What is needed
Pick out each line in these entries that contains the string "from".

Material for this task
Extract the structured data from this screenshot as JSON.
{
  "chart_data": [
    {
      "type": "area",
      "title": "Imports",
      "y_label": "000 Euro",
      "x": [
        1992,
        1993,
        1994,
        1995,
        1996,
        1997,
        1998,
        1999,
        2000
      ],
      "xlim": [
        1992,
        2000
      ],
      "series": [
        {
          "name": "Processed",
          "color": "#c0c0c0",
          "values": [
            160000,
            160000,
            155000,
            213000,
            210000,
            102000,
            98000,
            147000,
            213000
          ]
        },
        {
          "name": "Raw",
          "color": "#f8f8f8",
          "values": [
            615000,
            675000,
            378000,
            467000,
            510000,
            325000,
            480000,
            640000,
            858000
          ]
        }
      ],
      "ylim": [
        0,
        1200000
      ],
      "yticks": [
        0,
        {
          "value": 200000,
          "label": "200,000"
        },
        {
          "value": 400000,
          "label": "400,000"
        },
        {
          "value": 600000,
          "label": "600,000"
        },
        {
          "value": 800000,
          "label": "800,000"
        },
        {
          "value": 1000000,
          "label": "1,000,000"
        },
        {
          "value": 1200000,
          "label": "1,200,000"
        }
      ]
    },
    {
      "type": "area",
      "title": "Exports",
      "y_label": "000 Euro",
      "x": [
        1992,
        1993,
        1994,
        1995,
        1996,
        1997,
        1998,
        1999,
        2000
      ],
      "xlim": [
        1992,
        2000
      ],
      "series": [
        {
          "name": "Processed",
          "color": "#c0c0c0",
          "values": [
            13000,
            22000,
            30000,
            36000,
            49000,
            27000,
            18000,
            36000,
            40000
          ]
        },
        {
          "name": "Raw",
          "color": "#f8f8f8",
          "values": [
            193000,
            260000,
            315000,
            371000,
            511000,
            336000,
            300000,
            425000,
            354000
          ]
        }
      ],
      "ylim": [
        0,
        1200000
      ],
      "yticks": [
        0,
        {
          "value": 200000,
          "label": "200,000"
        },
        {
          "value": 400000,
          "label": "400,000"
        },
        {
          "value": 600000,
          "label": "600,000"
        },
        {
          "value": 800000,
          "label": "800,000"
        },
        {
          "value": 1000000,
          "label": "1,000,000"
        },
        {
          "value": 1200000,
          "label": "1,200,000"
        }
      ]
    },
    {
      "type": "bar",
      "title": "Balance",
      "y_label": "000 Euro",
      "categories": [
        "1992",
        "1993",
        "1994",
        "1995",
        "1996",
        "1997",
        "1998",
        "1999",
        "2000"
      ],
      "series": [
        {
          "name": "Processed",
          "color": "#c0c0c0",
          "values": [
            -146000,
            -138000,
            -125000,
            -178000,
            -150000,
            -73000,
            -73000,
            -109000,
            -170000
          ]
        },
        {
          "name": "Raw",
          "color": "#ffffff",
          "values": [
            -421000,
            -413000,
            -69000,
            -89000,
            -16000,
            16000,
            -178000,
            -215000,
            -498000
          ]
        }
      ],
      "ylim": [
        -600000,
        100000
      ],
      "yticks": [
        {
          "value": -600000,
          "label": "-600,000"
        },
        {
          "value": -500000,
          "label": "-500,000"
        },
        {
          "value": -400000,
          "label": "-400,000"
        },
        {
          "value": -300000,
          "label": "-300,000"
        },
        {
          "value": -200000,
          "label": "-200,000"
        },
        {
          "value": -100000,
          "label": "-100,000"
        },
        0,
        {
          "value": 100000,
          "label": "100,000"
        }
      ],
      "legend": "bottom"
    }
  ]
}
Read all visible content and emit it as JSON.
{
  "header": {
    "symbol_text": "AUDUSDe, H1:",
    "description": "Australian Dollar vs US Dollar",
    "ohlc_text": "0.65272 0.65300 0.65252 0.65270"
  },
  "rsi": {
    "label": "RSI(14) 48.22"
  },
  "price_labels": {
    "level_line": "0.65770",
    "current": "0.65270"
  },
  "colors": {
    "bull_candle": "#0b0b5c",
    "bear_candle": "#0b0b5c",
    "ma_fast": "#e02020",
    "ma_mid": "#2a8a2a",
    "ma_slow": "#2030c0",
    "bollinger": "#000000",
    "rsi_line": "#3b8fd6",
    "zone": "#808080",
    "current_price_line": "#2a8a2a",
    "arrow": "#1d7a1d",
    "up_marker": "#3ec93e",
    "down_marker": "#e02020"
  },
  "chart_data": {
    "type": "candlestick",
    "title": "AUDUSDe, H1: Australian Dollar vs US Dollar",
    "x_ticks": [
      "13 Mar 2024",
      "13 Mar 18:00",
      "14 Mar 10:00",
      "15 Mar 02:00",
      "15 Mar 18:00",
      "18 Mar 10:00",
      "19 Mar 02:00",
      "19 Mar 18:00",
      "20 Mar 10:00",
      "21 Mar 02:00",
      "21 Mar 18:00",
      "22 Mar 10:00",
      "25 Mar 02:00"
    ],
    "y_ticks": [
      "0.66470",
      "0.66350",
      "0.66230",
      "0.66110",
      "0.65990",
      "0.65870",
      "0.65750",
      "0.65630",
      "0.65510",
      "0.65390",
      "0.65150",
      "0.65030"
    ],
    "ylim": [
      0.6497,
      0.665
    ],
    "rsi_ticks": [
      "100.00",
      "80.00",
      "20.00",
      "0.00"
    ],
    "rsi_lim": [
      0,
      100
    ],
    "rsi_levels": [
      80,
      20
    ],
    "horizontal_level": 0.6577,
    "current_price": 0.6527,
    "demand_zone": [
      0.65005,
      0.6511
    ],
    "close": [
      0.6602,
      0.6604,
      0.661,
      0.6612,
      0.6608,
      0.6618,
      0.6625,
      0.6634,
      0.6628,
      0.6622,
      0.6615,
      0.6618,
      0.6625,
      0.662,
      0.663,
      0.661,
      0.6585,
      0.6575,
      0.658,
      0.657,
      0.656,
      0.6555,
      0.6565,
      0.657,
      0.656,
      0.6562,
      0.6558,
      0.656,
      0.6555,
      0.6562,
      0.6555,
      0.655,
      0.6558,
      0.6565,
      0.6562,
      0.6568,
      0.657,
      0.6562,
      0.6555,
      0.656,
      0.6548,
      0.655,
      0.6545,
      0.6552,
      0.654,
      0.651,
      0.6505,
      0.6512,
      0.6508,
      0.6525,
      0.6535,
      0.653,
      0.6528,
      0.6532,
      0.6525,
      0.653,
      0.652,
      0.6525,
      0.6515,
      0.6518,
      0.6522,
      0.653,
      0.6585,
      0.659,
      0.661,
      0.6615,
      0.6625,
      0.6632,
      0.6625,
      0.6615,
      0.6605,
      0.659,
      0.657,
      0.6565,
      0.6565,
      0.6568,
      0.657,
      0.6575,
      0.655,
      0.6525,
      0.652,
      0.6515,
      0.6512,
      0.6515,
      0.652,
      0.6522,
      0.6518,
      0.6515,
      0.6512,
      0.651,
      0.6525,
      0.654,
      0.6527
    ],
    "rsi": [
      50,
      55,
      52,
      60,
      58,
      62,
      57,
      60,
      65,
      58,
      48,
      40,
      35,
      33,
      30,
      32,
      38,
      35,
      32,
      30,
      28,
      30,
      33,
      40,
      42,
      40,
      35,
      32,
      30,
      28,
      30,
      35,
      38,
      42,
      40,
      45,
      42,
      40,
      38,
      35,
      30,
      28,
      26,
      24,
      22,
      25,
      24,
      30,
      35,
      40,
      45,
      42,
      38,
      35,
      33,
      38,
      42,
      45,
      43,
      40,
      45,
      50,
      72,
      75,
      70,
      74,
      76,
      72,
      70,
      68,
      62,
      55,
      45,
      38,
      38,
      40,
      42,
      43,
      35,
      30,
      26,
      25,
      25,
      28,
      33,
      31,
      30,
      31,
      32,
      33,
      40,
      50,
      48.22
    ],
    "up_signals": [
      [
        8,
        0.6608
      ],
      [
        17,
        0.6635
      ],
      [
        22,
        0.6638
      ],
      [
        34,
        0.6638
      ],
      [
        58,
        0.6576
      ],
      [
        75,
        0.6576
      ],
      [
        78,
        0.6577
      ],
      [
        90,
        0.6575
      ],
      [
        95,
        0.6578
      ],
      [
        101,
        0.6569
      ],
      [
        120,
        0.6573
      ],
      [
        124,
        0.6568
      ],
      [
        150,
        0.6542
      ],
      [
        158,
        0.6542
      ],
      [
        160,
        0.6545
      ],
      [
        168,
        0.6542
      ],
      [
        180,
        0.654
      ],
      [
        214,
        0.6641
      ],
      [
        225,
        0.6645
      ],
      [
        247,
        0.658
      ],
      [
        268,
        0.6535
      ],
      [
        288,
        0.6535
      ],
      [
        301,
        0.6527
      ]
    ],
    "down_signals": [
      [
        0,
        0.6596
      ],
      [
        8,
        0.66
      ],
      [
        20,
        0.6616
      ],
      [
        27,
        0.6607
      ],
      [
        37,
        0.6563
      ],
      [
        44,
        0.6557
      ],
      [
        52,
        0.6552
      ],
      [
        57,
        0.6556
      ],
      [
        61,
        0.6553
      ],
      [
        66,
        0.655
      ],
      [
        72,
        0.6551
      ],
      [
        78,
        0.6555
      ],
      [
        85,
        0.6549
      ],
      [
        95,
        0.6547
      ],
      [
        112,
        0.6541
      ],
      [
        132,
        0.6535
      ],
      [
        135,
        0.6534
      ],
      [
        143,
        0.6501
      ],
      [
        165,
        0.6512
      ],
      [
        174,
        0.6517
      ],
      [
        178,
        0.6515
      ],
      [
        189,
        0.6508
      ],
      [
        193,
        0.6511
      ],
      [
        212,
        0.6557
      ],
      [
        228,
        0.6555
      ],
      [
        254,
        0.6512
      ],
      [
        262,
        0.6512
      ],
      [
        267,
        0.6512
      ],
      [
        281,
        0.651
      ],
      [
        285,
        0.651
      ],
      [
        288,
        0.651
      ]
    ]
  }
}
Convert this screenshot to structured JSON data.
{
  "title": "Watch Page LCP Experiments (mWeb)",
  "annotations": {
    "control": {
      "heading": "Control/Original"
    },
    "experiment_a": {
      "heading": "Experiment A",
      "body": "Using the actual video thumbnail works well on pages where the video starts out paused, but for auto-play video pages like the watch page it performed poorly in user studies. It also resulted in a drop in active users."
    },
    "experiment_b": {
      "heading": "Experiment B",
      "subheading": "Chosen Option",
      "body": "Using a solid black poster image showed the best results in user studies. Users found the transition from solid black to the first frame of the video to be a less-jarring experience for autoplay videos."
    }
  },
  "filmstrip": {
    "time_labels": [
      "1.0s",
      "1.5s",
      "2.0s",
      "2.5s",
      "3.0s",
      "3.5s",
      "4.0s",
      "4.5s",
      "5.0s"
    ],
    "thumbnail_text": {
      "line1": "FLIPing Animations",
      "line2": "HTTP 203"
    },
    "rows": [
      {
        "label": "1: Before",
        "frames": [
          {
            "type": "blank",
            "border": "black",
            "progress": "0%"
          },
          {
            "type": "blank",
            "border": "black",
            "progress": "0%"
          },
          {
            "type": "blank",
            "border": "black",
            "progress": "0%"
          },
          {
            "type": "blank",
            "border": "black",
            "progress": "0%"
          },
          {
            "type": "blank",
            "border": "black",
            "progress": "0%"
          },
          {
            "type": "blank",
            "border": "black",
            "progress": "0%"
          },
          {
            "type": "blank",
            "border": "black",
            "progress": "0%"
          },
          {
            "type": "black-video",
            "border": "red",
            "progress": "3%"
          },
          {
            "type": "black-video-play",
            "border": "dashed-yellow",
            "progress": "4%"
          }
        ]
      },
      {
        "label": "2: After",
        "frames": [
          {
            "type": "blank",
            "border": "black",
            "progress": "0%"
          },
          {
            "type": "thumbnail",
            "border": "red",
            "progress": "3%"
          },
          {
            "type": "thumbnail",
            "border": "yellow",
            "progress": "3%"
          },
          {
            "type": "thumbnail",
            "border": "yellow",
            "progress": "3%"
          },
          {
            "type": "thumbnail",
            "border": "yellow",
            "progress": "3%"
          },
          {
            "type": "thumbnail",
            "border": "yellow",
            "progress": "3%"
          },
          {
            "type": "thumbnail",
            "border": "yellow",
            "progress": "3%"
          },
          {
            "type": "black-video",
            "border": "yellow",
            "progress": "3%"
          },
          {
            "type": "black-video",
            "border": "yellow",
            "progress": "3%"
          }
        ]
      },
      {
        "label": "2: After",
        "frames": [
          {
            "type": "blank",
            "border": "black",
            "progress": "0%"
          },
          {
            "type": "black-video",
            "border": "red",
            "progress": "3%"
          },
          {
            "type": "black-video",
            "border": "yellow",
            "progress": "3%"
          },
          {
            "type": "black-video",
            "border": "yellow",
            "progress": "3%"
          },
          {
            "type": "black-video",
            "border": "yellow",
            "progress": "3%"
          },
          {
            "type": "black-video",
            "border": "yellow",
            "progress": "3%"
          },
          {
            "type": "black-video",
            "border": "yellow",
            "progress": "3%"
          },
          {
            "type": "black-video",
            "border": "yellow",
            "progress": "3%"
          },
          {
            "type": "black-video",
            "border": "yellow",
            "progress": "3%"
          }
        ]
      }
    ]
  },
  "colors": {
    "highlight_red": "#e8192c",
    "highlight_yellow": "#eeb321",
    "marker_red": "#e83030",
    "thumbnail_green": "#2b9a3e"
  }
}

Output below
Extract the structured data from this screenshot as JSON.
      "body": "Using a solid black poster image showed the best results in user studies. Users found the transition from solid black to the first frame of the video to be a less-jarring experience for autoplay videos."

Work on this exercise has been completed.